• Document
○ ○ ○ ○
Indybay.org
by Jeff Mackler
Thursday Nov 5th, 2009 12:03 PM
Pennsylvania prosecutors, twice rejected in their efforts to impose
the death penalty on Mumia (in 2001 and 2008), may have found new
support in the U.S. Supreme Court.
SF EVENT FOR MUMIA, KEVIN COOPER, AND TROY DAVIS -- Sunday, NOVEMBER
8TH AT 2PM: Centro Del Pueblo, 474 Valencia Street (between 15th and
16th Streets) San Francisco (read more at bottom of article)
After almost 28 years on Pennsylvania's death row and innumerable
battles in the U.S. criminal injustice system, innocent political
prisoner, journalist and world renowned "Voice of the Voiceless"
Mumia Abu-Jamal lost his final appeal on April 6, 2009. Ignoring it's
own precedents and those of the Third Circuit U.S. Court of Appeals
below it, the U.S. Supreme Court declined to affirm what had been the
"law of the land" for decades, that the systematic and racist
exclusion of Blacks from juries voids all guilty verdicts and
mandates a new trial.
In Mumia's 1982 trial presided over by the notorious "hanging judge"
Albert Sabo, the prosecutor Joseph McGill used 10 or perhaps 11 of
his 15 peremptory strikes against Black jurors. But as with virtually
all court decisions over the past decades in Mumia's case, the "Mumia
Exception," the contorted interpretation of the "law" to reach a
predetermined result, was once again applied, with the high court
refusing to review the twisted logic of its subordinate bodies
thereby allowing Mumia's frame-up murder conviction to stand.
But what has caught the attention of both legal observers and human
rights activists even more is the fact that the same court, while
refusing to hear Mumia's appeal, chose to delay a ruling on a cross
appeal filed by the State of Pennsylvania that seeks Mumia's
execution. Pennsylvania prosecutors, twice rejected in their efforts
to impose the death penalty on Mumia (in 2001 and 2008), may have
found new support in the U.S. Supreme Court.
It appears that the court's delay in ruling on the validity of
Mumia's original execution sentence was due to its decision to grant
oral arguments in the Ohio case of Smith v. Spisak, a case that might
re-write or reinterpret the nation's laws to make it easier to obtain
jury verdicts calling for execution. The Court heard Ohio
prosecutor's arguments for Spisak's execution on October 13, 2009. A
ruling is expected in the year ahead.
○ ○ ○ ○
• Exercise requirements
(1) In the article on Mumia Abu-Jamal's case, on what date did the Supreme Court hear the Ohio prosecutors' arguments in Smith v. Spisak?
(2) Carry on the article about Mumia Abu-Jamal's appeals, picking up right after its last sentence.

Excerpt from a dataset:
○ ○ ○ ○
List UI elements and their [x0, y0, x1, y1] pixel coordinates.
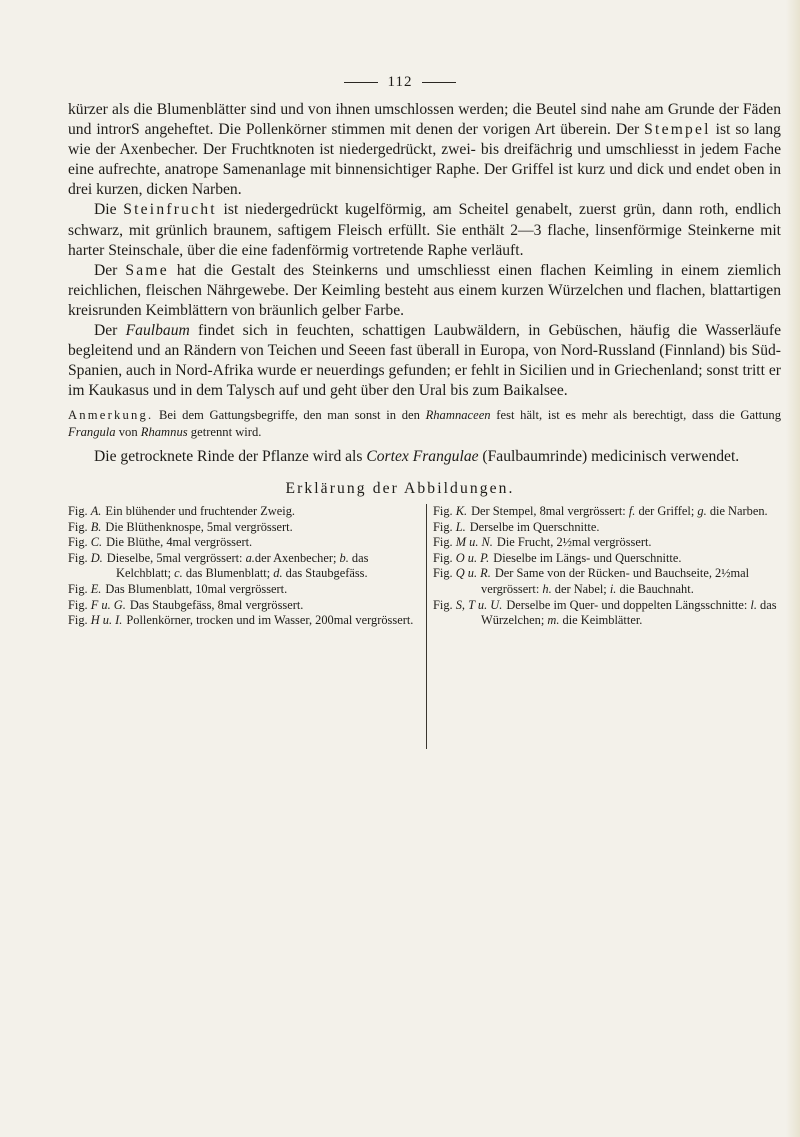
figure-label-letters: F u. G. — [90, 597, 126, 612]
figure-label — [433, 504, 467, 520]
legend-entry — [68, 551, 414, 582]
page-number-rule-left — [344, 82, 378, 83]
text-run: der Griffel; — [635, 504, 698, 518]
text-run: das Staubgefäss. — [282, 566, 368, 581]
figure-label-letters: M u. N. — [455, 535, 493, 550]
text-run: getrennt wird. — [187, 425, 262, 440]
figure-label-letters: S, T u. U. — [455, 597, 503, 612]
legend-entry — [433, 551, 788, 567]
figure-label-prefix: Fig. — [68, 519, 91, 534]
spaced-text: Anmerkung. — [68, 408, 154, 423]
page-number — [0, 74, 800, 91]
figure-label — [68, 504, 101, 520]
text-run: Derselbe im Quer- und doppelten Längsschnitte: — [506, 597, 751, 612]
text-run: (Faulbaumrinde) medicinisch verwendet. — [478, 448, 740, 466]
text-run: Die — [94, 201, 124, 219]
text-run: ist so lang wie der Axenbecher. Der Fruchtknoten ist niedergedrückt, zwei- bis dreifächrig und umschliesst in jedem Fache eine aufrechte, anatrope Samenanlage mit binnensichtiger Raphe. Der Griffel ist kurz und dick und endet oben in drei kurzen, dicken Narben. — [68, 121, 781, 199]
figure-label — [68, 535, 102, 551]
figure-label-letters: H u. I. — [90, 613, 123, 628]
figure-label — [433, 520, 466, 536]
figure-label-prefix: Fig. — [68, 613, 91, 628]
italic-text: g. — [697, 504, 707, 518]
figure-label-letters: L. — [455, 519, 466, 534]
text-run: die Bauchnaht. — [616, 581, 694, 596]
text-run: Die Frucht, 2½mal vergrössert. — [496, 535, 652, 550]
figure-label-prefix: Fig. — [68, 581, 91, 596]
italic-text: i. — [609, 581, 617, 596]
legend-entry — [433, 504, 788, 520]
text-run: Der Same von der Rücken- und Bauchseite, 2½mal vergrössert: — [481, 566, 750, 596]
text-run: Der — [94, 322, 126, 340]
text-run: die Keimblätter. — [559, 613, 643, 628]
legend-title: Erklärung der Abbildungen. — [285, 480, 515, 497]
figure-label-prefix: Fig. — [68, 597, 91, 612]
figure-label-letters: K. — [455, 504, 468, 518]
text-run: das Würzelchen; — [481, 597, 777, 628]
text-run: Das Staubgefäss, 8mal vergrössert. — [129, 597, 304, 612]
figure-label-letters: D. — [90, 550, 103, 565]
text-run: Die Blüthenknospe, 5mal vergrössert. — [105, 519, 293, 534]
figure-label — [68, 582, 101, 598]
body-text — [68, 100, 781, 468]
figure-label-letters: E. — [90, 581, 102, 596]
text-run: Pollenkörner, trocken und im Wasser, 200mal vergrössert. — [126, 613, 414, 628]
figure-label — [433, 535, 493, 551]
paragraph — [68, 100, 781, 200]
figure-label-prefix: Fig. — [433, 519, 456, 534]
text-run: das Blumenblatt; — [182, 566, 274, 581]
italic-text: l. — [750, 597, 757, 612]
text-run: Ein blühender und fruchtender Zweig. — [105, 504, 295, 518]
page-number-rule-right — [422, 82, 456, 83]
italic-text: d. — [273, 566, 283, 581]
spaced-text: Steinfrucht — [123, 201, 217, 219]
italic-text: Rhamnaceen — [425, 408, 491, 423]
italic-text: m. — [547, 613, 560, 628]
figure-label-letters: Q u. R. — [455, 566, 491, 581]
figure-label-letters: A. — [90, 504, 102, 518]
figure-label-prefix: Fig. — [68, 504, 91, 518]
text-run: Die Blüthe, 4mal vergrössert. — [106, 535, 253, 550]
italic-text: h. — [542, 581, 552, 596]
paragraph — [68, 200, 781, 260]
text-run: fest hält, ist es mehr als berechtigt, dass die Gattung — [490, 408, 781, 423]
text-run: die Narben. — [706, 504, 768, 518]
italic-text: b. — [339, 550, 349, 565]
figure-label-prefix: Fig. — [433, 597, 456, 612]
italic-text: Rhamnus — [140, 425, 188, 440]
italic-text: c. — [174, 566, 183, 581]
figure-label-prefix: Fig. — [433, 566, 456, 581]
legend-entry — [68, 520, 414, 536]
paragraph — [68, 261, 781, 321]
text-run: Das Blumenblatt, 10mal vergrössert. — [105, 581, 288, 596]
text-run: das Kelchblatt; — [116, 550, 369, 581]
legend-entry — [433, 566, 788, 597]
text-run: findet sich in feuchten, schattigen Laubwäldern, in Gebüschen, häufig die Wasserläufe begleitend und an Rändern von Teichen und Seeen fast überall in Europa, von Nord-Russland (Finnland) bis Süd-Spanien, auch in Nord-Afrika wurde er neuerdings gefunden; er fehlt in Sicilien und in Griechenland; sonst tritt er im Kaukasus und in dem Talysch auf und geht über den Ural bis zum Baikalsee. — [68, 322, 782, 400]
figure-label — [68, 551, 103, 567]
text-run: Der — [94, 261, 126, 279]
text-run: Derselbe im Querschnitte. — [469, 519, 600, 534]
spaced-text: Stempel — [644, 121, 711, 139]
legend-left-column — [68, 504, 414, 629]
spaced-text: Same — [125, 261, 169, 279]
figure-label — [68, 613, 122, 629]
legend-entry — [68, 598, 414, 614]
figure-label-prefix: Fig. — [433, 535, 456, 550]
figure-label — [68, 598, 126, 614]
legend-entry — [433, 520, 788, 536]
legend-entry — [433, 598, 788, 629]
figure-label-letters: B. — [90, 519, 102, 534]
○ ○ ○ ○
• Responses to the exercise
(1) October 13, 2009.

(2)
Frank Spisak, a neo-Nazis who wore a Hitler mustache to his trial,
denounced Jews, and Blacks and confessed in court to three hate crime
murders in Ohio, saw his jury-imposed death sentence reversed in the
federal courts when his attorney's successfully invoked a 1988
Supreme Court decision in the famous Mills v. Maryland case. Mills
requires that in order to find mitigating circumstances sufficient to
impose a sentence of life imprisonment without parole, as opposed to
the death penalty, the jury's majority decision (as opposed to
unanimous decision) on each mitigating circumstance is sufficient. In
both Spisak and Mumia's case the presiding trial court judge violated
Mills and in essence instructed the juries that unanimity, not a
majority vote on each mitigating circumstance was required. In both
cases the prosecution's appeal was rejected and Mills was upheld,
thus staying the imposed death sentences and ordering a new trial or
sentencing hearing with the proper jury instructions. In both cases
the prosecution, seeking to avoid a new trial in any form, appealed
to the U.S. Supreme Court demanding execution.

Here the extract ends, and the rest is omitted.